Problem to work on >> Scan the records for the string "source"; copy each line where it occurs.

Extracted information >>
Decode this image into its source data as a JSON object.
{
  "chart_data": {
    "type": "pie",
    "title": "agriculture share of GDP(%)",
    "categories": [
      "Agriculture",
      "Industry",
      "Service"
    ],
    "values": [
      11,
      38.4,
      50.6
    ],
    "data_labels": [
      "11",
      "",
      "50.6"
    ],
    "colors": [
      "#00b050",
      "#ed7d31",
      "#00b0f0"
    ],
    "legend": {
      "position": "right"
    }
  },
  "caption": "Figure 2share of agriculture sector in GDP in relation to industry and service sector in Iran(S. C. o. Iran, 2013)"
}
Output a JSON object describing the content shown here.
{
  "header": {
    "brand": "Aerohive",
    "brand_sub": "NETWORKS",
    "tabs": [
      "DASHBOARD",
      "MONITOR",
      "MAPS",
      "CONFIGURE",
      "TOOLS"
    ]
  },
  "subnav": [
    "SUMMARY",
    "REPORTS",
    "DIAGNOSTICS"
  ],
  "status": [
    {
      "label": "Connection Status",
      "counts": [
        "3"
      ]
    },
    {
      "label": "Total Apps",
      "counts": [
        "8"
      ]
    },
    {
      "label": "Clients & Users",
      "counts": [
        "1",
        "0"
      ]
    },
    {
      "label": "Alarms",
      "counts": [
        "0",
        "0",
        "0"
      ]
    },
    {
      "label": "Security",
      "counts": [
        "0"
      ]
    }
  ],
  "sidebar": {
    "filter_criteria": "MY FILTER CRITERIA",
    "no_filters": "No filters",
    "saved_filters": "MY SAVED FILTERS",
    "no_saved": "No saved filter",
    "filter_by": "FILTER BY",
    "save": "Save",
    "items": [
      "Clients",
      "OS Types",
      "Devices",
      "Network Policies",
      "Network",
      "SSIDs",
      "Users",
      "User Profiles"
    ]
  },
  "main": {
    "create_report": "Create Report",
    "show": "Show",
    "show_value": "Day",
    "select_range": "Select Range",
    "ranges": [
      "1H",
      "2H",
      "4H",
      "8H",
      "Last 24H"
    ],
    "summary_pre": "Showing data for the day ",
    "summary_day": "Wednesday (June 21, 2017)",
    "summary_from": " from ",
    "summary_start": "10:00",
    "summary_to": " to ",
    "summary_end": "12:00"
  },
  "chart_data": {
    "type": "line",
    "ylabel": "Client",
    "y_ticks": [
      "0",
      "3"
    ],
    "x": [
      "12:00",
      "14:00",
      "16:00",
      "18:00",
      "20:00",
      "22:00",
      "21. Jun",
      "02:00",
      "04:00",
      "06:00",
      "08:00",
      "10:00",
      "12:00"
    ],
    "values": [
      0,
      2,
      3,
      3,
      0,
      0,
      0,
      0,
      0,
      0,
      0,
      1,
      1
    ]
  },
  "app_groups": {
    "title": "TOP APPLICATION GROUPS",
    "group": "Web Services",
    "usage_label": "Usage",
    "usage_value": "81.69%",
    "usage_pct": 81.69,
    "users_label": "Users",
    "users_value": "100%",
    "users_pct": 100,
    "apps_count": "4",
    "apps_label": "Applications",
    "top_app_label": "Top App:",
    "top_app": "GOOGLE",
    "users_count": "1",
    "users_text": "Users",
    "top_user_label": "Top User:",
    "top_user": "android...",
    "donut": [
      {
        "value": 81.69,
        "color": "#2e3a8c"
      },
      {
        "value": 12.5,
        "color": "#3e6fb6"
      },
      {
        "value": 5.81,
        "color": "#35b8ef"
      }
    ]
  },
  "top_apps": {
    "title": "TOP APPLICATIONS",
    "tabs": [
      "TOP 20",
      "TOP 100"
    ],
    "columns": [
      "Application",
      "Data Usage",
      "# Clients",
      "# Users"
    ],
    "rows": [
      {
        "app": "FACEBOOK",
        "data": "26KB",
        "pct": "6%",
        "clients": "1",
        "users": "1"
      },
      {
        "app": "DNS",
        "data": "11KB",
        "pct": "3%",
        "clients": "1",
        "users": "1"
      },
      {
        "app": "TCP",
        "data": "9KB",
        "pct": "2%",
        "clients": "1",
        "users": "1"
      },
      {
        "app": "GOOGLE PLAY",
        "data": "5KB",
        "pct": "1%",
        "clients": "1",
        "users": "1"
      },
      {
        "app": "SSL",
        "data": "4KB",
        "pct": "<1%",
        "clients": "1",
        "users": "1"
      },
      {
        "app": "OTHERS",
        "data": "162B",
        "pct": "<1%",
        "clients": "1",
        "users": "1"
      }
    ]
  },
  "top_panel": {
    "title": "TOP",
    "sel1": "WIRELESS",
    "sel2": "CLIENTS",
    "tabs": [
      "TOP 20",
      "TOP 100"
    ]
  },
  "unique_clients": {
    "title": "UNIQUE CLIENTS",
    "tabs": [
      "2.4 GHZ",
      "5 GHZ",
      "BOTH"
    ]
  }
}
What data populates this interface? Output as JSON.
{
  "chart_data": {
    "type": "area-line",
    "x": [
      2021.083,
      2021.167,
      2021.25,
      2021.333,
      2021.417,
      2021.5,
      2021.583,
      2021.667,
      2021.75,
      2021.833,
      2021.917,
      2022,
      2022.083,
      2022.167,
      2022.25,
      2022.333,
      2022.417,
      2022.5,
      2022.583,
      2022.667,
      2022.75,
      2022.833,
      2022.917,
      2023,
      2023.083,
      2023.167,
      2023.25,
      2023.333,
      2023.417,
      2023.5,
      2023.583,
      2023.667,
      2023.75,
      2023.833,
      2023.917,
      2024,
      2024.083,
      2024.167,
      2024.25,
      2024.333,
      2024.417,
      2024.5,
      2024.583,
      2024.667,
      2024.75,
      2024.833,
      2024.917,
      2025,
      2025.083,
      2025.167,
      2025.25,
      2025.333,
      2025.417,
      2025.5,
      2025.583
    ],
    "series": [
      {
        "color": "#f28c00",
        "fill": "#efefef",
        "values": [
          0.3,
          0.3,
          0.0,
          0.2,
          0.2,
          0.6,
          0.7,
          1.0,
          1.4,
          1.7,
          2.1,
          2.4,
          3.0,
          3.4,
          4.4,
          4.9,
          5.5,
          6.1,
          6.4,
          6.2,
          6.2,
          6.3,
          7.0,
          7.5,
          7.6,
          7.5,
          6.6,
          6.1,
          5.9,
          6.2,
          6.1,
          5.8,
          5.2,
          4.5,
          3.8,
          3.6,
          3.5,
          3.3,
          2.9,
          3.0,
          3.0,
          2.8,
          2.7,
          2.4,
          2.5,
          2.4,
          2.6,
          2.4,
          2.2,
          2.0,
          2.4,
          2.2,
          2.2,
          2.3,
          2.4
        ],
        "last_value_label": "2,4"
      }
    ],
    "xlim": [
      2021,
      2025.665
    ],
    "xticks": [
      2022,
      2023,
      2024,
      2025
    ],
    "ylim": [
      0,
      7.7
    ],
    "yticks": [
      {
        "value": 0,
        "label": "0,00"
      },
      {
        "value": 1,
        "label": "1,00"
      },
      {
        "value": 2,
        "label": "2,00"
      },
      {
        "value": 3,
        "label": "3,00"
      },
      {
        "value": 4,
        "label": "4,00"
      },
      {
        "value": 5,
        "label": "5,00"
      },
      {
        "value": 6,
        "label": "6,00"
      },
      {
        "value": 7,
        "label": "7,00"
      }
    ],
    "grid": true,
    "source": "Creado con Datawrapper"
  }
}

Response for this exercise >>
Decode this image into its source data as a JSON object.
    "source": "Creado con Datawrapper"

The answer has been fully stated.